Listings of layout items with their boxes
——————
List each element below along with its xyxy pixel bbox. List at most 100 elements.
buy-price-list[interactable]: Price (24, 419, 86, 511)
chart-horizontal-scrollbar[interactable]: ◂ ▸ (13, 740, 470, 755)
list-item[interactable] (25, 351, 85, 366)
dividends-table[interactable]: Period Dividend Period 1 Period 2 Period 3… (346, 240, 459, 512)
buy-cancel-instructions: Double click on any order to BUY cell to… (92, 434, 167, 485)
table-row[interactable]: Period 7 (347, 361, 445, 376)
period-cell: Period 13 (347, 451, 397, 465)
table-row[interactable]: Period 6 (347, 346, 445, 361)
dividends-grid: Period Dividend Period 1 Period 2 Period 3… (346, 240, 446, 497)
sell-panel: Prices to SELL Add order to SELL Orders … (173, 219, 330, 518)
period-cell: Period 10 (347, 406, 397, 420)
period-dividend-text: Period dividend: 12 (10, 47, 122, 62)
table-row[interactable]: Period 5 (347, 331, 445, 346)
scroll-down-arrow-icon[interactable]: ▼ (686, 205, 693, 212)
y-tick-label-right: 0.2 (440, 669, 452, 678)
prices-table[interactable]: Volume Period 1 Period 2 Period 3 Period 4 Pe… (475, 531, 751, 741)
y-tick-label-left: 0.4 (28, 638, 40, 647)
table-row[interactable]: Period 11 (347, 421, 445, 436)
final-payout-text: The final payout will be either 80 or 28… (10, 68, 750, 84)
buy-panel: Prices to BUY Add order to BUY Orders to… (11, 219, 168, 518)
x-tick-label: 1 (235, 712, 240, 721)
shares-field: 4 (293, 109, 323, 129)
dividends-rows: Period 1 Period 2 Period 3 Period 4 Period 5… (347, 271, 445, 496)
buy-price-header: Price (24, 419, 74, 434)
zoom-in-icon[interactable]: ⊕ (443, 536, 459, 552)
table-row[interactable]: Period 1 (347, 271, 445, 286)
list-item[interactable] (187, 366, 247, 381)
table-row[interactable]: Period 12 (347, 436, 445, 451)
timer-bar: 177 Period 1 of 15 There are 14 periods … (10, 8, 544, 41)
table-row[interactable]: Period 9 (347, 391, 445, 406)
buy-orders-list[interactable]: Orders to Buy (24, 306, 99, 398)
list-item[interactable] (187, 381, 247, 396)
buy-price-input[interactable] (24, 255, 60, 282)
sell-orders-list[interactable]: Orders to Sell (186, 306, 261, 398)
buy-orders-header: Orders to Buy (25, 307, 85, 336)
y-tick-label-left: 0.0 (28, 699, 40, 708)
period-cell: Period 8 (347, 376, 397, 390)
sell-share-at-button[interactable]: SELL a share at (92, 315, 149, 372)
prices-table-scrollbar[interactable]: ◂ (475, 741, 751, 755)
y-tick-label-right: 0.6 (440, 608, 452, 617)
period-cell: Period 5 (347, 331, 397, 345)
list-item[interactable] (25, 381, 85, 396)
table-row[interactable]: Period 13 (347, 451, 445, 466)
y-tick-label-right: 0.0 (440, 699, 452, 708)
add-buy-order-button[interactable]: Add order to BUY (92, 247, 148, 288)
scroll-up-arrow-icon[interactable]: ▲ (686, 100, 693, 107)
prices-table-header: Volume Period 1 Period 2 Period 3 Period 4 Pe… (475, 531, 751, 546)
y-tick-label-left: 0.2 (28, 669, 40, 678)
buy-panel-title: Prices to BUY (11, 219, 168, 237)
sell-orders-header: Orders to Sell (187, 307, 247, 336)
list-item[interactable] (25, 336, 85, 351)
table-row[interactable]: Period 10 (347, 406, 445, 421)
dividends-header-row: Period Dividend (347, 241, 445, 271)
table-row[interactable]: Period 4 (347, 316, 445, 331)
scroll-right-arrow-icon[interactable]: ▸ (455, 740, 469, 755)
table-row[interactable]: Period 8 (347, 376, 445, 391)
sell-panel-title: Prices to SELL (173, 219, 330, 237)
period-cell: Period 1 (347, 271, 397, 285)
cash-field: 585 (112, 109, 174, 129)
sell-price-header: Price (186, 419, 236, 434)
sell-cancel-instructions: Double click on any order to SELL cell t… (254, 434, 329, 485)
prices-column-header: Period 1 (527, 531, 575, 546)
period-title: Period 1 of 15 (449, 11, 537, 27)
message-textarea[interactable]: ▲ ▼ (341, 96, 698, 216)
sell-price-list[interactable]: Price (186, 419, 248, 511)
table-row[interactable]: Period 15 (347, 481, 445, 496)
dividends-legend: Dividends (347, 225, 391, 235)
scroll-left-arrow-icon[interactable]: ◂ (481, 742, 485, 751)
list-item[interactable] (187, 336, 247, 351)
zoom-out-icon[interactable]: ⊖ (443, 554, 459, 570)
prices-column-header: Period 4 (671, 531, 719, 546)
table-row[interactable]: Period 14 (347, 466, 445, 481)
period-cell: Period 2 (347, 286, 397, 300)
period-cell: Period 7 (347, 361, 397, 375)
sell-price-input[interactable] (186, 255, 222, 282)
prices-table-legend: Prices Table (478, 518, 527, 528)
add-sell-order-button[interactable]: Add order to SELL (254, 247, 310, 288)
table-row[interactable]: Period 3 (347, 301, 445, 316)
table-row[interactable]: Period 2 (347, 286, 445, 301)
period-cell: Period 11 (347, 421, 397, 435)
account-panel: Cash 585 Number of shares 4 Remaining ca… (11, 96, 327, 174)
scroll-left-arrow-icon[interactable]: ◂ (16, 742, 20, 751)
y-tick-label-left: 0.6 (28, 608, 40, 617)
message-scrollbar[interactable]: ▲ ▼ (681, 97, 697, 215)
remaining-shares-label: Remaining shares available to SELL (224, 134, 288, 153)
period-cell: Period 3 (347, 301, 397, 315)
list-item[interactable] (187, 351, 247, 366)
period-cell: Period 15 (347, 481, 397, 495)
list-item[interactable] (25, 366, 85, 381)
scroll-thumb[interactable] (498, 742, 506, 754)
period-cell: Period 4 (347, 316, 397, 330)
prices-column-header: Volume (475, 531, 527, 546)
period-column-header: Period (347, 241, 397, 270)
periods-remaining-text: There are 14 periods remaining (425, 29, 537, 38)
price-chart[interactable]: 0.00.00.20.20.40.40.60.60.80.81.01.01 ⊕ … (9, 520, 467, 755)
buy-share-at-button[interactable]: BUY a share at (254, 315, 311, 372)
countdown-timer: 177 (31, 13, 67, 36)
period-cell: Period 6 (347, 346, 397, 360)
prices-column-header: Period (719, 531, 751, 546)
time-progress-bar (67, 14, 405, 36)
——————
Gather each line in the listing above that contains the string "click". Case counts.

| Answer to the exercise |
buy-cancel-instructions: Double click on any order to BUY cell to… (92, 434, 167, 485)
sell-cancel-instructions: Double click on any order to SELL cell t… (254, 434, 329, 485)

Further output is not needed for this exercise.